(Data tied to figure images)

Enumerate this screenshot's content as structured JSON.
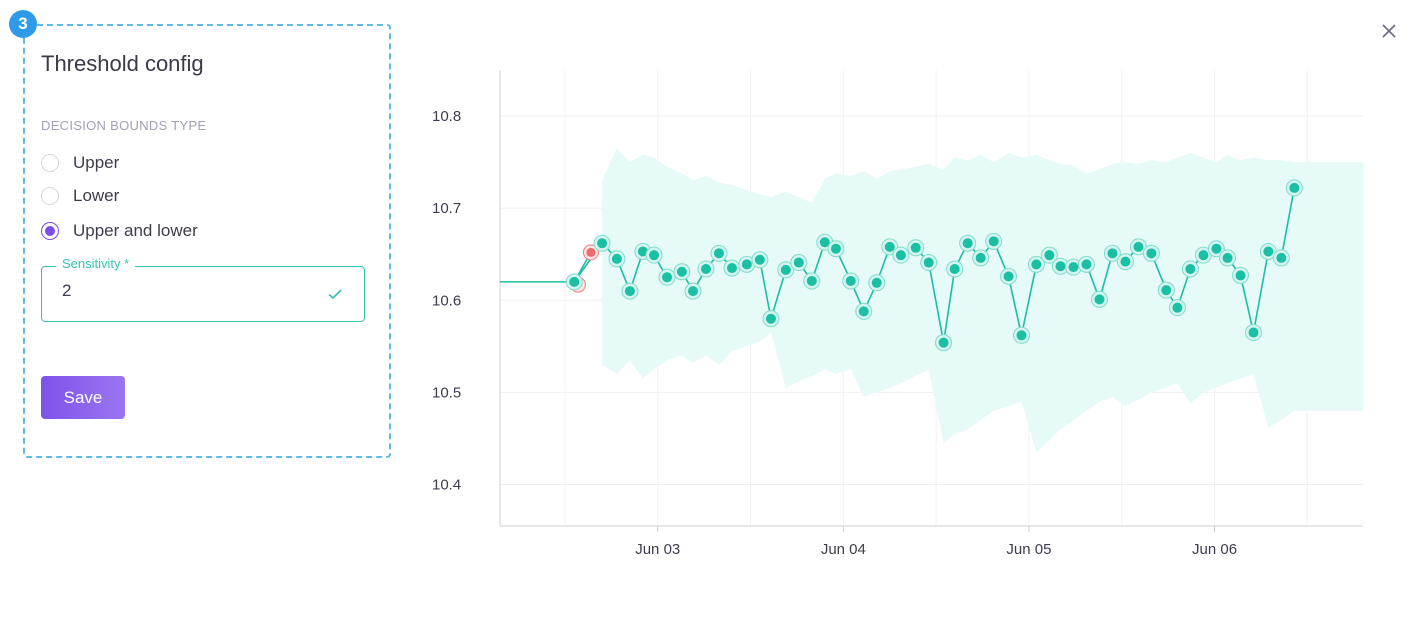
{
  "dialog": {
    "step_number": "3",
    "title": "Threshold config",
    "bounds_label": "DECISION BOUNDS TYPE",
    "options": [
      {
        "label": "Upper",
        "checked": false
      },
      {
        "label": "Lower",
        "checked": false
      },
      {
        "label": "Upper and lower",
        "checked": true
      }
    ],
    "sensitivity": {
      "label": "Sensitivity *",
      "value": "2",
      "valid": true
    },
    "save_label": "Save",
    "colors": {
      "accent": "#7b4ee6",
      "valid": "#35c2b0",
      "band": "#e6faf8",
      "series": "#1bbfa3",
      "anomaly": "#f07c7c"
    }
  },
  "chart_data": {
    "type": "line",
    "x_unit": "days from Jun 03",
    "xlim": [
      -0.85,
      3.8
    ],
    "ylim": [
      10.355,
      10.85
    ],
    "y_ticks": [
      "10.8",
      "10.7",
      "10.6",
      "10.5",
      "10.4"
    ],
    "y_tick_values": [
      10.8,
      10.7,
      10.6,
      10.5,
      10.4
    ],
    "x_ticks": [
      "Jun 03",
      "Jun 04",
      "Jun 05",
      "Jun 06"
    ],
    "x_tick_values": [
      0,
      1,
      2,
      3
    ],
    "grid": true,
    "baseline": {
      "x": [
        -0.85,
        -0.45
      ],
      "y": [
        10.62,
        10.62
      ]
    },
    "anomalies": [
      {
        "x": -0.43,
        "y": 10.617
      },
      {
        "x": -0.36,
        "y": 10.652
      }
    ],
    "series": [
      {
        "x": [
          -0.45,
          -0.3,
          -0.22,
          -0.15,
          -0.08,
          -0.02,
          0.05,
          0.13,
          0.19,
          0.26,
          0.33,
          0.4,
          0.48,
          0.55,
          0.61,
          0.69,
          0.76,
          0.83,
          0.9,
          0.96,
          1.04,
          1.11,
          1.18,
          1.25,
          1.31,
          1.39,
          1.46,
          1.54,
          1.6,
          1.67,
          1.74,
          1.81,
          1.89,
          1.96,
          2.04,
          2.11,
          2.17,
          2.24,
          2.31,
          2.38,
          2.45,
          2.52,
          2.59,
          2.66,
          2.74,
          2.8,
          2.87,
          2.94,
          3.01,
          3.07,
          3.14,
          3.21,
          3.29,
          3.36,
          3.43
        ],
        "y": [
          10.62,
          10.662,
          10.645,
          10.61,
          10.653,
          10.649,
          10.625,
          10.631,
          10.61,
          10.634,
          10.651,
          10.635,
          10.639,
          10.644,
          10.58,
          10.633,
          10.641,
          10.621,
          10.663,
          10.656,
          10.621,
          10.588,
          10.619,
          10.658,
          10.649,
          10.657,
          10.641,
          10.554,
          10.634,
          10.662,
          10.646,
          10.664,
          10.626,
          10.562,
          10.639,
          10.649,
          10.637,
          10.636,
          10.639,
          10.601,
          10.651,
          10.642,
          10.658,
          10.651,
          10.611,
          10.592,
          10.634,
          10.649,
          10.656,
          10.646,
          10.627,
          10.565,
          10.653,
          10.646,
          10.722
        ]
      }
    ],
    "band_upper": {
      "x": [
        -0.3,
        -0.22,
        -0.15,
        -0.08,
        -0.02,
        0.05,
        0.13,
        0.19,
        0.26,
        0.33,
        0.4,
        0.48,
        0.55,
        0.61,
        0.69,
        0.76,
        0.83,
        0.9,
        0.96,
        1.04,
        1.11,
        1.18,
        1.25,
        1.31,
        1.39,
        1.46,
        1.54,
        1.6,
        1.67,
        1.74,
        1.81,
        1.89,
        1.96,
        2.04,
        2.11,
        2.17,
        2.24,
        2.31,
        2.38,
        2.45,
        2.52,
        2.59,
        2.66,
        2.74,
        2.8,
        2.87,
        2.94,
        3.01,
        3.07,
        3.14,
        3.21,
        3.29,
        3.36,
        3.43,
        3.8
      ],
      "y": [
        10.73,
        10.765,
        10.75,
        10.758,
        10.755,
        10.745,
        10.738,
        10.73,
        10.735,
        10.728,
        10.725,
        10.72,
        10.715,
        10.712,
        10.718,
        10.712,
        10.706,
        10.732,
        10.738,
        10.735,
        10.74,
        10.732,
        10.74,
        10.742,
        10.745,
        10.748,
        10.742,
        10.755,
        10.752,
        10.758,
        10.75,
        10.76,
        10.755,
        10.758,
        10.752,
        10.748,
        10.746,
        10.738,
        10.742,
        10.748,
        10.75,
        10.748,
        10.752,
        10.75,
        10.755,
        10.76,
        10.755,
        10.75,
        10.758,
        10.752,
        10.755,
        10.752,
        10.752,
        10.75,
        10.75
      ]
    },
    "band_lower": {
      "x": [
        -0.3,
        -0.22,
        -0.15,
        -0.08,
        -0.02,
        0.05,
        0.13,
        0.19,
        0.26,
        0.33,
        0.4,
        0.48,
        0.55,
        0.61,
        0.69,
        0.76,
        0.83,
        0.9,
        0.96,
        1.04,
        1.11,
        1.18,
        1.25,
        1.31,
        1.39,
        1.46,
        1.54,
        1.6,
        1.67,
        1.74,
        1.81,
        1.89,
        1.96,
        2.04,
        2.11,
        2.17,
        2.24,
        2.31,
        2.38,
        2.45,
        2.52,
        2.59,
        2.66,
        2.74,
        2.8,
        2.87,
        2.94,
        3.01,
        3.07,
        3.14,
        3.21,
        3.29,
        3.36,
        3.43,
        3.8
      ],
      "y": [
        10.53,
        10.52,
        10.535,
        10.515,
        10.525,
        10.535,
        10.54,
        10.532,
        10.54,
        10.53,
        10.545,
        10.55,
        10.555,
        10.565,
        10.505,
        10.512,
        10.518,
        10.525,
        10.52,
        10.525,
        10.495,
        10.5,
        10.505,
        10.51,
        10.518,
        10.525,
        10.445,
        10.455,
        10.46,
        10.47,
        10.48,
        10.485,
        10.49,
        10.435,
        10.448,
        10.46,
        10.47,
        10.48,
        10.49,
        10.495,
        10.485,
        10.492,
        10.5,
        10.505,
        10.51,
        10.488,
        10.5,
        10.505,
        10.51,
        10.515,
        10.52,
        10.462,
        10.47,
        10.48,
        10.48
      ]
    }
  }
}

### Problem details
What is needed is an exact reproduction of the data, pictures excluded.

### Answer to the task
Enumerate this screenshot's content as structured JSON.
{
  "dialog": {
    "step_number": "3",
    "title": "Threshold config",
    "bounds_label": "DECISION BOUNDS TYPE",
    "options": [
      {
        "label": "Upper",
        "checked": false
      },
      {
        "label": "Lower",
        "checked": false
      },
      {
        "label": "Upper and lower",
        "checked": true
      }
    ],
    "sensitivity": {
      "label": "Sensitivity *",
      "value": "2",
      "valid": true
    },
    "save_label": "Save",
    "colors": {
      "accent": "#7b4ee6",
      "valid": "#35c2b0",
      "band": "#e6faf8",
      "series": "#1bbfa3",
      "anomaly": "#f07c7c"
    }
  },
  "chart_data": {
    "type": "line",
    "x_unit": "days from Jun 03",
    "xlim": [
      -0.85,
      3.8
    ],
    "ylim": [
      10.355,
      10.85
    ],
    "y_ticks": [
      "10.8",
      "10.7",
      "10.6",
      "10.5",
      "10.4"
    ],
    "y_tick_values": [
      10.8,
      10.7,
      10.6,
      10.5,
      10.4
    ],
    "x_ticks": [
      "Jun 03",
      "Jun 04",
      "Jun 05",
      "Jun 06"
    ],
    "x_tick_values": [
      0,
      1,
      2,
      3
    ],
    "grid": true,
    "baseline": {
      "x": [
        -0.85,
        -0.45
      ],
      "y": [
        10.62,
        10.62
      ]
    },
    "anomalies": [
      {
        "x": -0.43,
        "y": 10.617
      },
      {
        "x": -0.36,
        "y": 10.652
      }
    ],
    "series": [
      {
        "x": [
          -0.45,
          -0.3,
          -0.22,
          -0.15,
          -0.08,
          -0.02,
          0.05,
          0.13,
          0.19,
          0.26,
          0.33,
          0.4,
          0.48,
          0.55,
          0.61,
          0.69,
          0.76,
          0.83,
          0.9,
          0.96,
          1.04,
          1.11,
          1.18,
          1.25,
          1.31,
          1.39,
          1.46,
          1.54,
          1.6,
          1.67,
          1.74,
          1.81,
          1.89,
          1.96,
          2.04,
          2.11,
          2.17,
          2.24,
          2.31,
          2.38,
          2.45,
          2.52,
          2.59,
          2.66,
          2.74,
          2.8,
          2.87,
          2.94,
          3.01,
          3.07,
          3.14,
          3.21,
          3.29,
          3.36,
          3.43
        ],
        "y": [
          10.62,
          10.662,
          10.645,
          10.61,
          10.653,
          10.649,
          10.625,
          10.631,
          10.61,
          10.634,
          10.651,
          10.635,
          10.639,
          10.644,
          10.58,
          10.633,
          10.641,
          10.621,
          10.663,
          10.656,
          10.621,
          10.588,
          10.619,
          10.658,
          10.649,
          10.657,
          10.641,
          10.554,
          10.634,
          10.662,
          10.646,
          10.664,
          10.626,
          10.562,
          10.639,
          10.649,
          10.637,
          10.636,
          10.639,
          10.601,
          10.651,
          10.642,
          10.658,
          10.651,
          10.611,
          10.592,
          10.634,
          10.649,
          10.656,
          10.646,
          10.627,
          10.565,
          10.653,
          10.646,
          10.722
        ]
      }
    ],
    "band_upper": {
      "x": [
        -0.3,
        -0.22,
        -0.15,
        -0.08,
        -0.02,
        0.05,
        0.13,
        0.19,
        0.26,
        0.33,
        0.4,
        0.48,
        0.55,
        0.61,
        0.69,
        0.76,
        0.83,
        0.9,
        0.96,
        1.04,
        1.11,
        1.18,
        1.25,
        1.31,
        1.39,
        1.46,
        1.54,
        1.6,
        1.67,
        1.74,
        1.81,
        1.89,
        1.96,
        2.04,
        2.11,
        2.17,
        2.24,
        2.31,
        2.38,
        2.45,
        2.52,
        2.59,
        2.66,
        2.74,
        2.8,
        2.87,
        2.94,
        3.01,
        3.07,
        3.14,
        3.21,
        3.29,
        3.36,
        3.43,
        3.8
      ],
      "y": [
        10.73,
        10.765,
        10.75,
        10.758,
        10.755,
        10.745,
        10.738,
        10.73,
        10.735,
        10.728,
        10.725,
        10.72,
        10.715,
        10.712,
        10.718,
        10.712,
        10.706,
        10.732,
        10.738,
        10.735,
        10.74,
        10.732,
        10.74,
        10.742,
        10.745,
        10.748,
        10.742,
        10.755,
        10.752,
        10.758,
        10.75,
        10.76,
        10.755,
        10.758,
        10.752,
        10.748,
        10.746,
        10.738,
        10.742,
        10.748,
        10.75,
        10.748,
        10.752,
        10.75,
        10.755,
        10.76,
        10.755,
        10.75,
        10.758,
        10.752,
        10.755,
        10.752,
        10.752,
        10.75,
        10.75
      ]
    },
    "band_lower": {
      "x": [
        -0.3,
        -0.22,
        -0.15,
        -0.08,
        -0.02,
        0.05,
        0.13,
        0.19,
        0.26,
        0.33,
        0.4,
        0.48,
        0.55,
        0.61,
        0.69,
        0.76,
        0.83,
        0.9,
        0.96,
        1.04,
        1.11,
        1.18,
        1.25,
        1.31,
        1.39,
        1.46,
        1.54,
        1.6,
        1.67,
        1.74,
        1.81,
        1.89,
        1.96,
        2.04,
        2.11,
        2.17,
        2.24,
        2.31,
        2.38,
        2.45,
        2.52,
        2.59,
        2.66,
        2.74,
        2.8,
        2.87,
        2.94,
        3.01,
        3.07,
        3.14,
        3.21,
        3.29,
        3.36,
        3.43,
        3.8
      ],
      "y": [
        10.53,
        10.52,
        10.535,
        10.515,
        10.525,
        10.535,
        10.54,
        10.532,
        10.54,
        10.53,
        10.545,
        10.55,
        10.555,
        10.565,
        10.505,
        10.512,
        10.518,
        10.525,
        10.52,
        10.525,
        10.495,
        10.5,
        10.505,
        10.51,
        10.518,
        10.525,
        10.445,
        10.455,
        10.46,
        10.47,
        10.48,
        10.485,
        10.49,
        10.435,
        10.448,
        10.46,
        10.47,
        10.48,
        10.49,
        10.495,
        10.485,
        10.492,
        10.5,
        10.505,
        10.51,
        10.488,
        10.5,
        10.505,
        10.51,
        10.515,
        10.52,
        10.462,
        10.47,
        10.48,
        10.48
      ]
    }
  }
}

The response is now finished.